■ Task
Exclude the pictures and reproduce the remaining data exactly as written.

>> begin Material

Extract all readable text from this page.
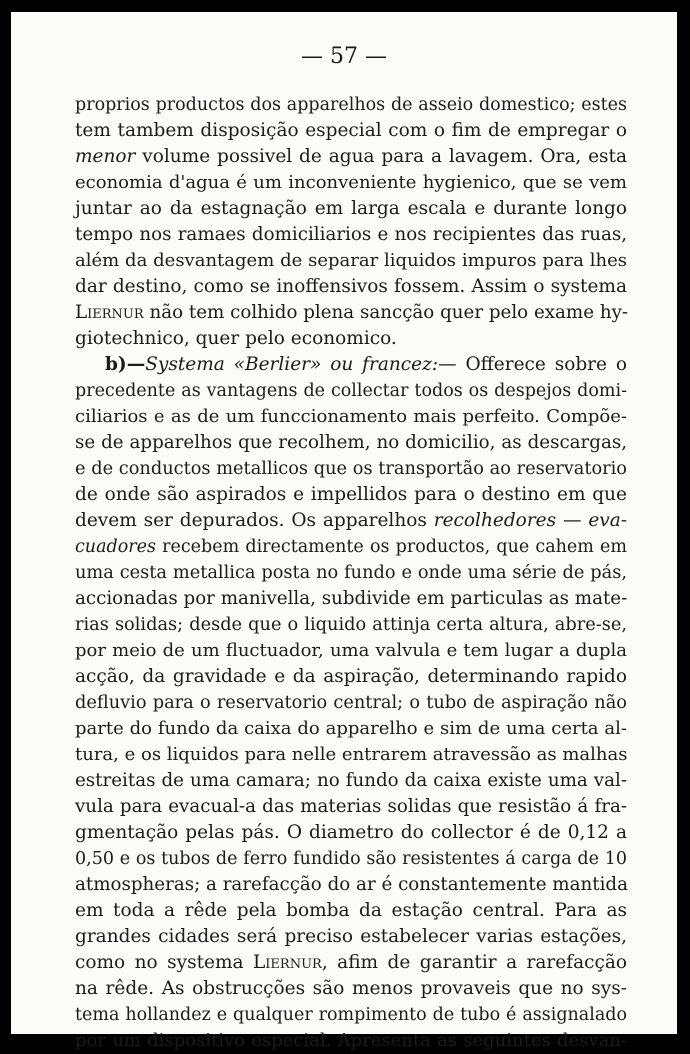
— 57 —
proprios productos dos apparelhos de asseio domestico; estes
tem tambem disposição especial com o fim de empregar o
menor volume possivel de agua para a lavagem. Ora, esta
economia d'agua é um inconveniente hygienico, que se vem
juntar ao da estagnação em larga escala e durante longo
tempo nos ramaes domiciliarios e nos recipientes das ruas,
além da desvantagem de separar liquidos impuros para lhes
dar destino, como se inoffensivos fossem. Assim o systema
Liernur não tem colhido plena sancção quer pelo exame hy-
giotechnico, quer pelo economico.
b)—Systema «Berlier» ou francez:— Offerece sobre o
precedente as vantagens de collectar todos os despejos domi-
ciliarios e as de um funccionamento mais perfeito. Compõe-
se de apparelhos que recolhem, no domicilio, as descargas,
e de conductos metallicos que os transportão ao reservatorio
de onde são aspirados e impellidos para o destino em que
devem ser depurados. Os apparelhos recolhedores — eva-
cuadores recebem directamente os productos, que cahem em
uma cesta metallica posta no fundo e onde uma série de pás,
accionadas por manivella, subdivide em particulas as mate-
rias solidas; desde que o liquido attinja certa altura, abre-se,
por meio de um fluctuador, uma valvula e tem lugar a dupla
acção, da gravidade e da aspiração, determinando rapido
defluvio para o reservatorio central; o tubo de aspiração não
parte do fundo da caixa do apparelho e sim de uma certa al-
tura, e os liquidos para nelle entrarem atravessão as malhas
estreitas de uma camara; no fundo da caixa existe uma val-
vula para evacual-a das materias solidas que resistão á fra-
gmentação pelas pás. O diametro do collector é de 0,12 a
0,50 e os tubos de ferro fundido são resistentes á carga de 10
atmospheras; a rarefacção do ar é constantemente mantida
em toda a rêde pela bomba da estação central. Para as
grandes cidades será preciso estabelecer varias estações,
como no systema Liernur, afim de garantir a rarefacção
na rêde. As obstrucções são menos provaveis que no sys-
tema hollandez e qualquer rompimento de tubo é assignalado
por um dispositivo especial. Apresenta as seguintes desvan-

>> end Material

■ Exercise response
Extract all readable text from this page.
— 57 —
proprios productos dos apparelhos de asseio domestico; estes
tem tambem disposição especial com o fim de empregar o
menor volume possivel de agua para a lavagem. Ora, esta
economia d'agua é um inconveniente hygienico, que se vem
juntar ao da estagnação em larga escala e durante longo
tempo nos ramaes domiciliarios e nos recipientes das ruas,
além da desvantagem de separar liquidos impuros para lhes
dar destino, como se inoffensivos fossem. Assim o systema
Liernur não tem colhido plena sancção quer pelo exame hy-
giotechnico, quer pelo economico.
b)—Systema «Berlier» ou francez:— Offerece sobre o
precedente as vantagens de collectar todos os despejos domi-
ciliarios e as de um funccionamento mais perfeito. Compõe-
se de apparelhos que recolhem, no domicilio, as descargas,
e de conductos metallicos que os transportão ao reservatorio
de onde são aspirados e impellidos para o destino em que
devem ser depurados. Os apparelhos recolhedores — eva-
cuadores recebem directamente os productos, que cahem em
uma cesta metallica posta no fundo e onde uma série de pás,
accionadas por manivella, subdivide em particulas as mate-
rias solidas; desde que o liquido attinja certa altura, abre-se,
por meio de um fluctuador, uma valvula e tem lugar a dupla
acção, da gravidade e da aspiração, determinando rapido
defluvio para o reservatorio central; o tubo de aspiração não
parte do fundo da caixa do apparelho e sim de uma certa al-
tura, e os liquidos para nelle entrarem atravessão as malhas
estreitas de uma camara; no fundo da caixa existe uma val-
vula para evacual-a das materias solidas que resistão á fra-
gmentação pelas pás. O diametro do collector é de 0,12 a
0,50 e os tubos de ferro fundido são resistentes á carga de 10
atmospheras; a rarefacção do ar é constantemente mantida
em toda a rêde pela bomba da estação central. Para as
grandes cidades será preciso estabelecer varias estações,
como no systema Liernur, afim de garantir a rarefacção
na rêde. As obstrucções são menos provaveis que no sys-
tema hollandez e qualquer rompimento de tubo é assignalado
por um dispositivo especial. Apresenta as seguintes desvan-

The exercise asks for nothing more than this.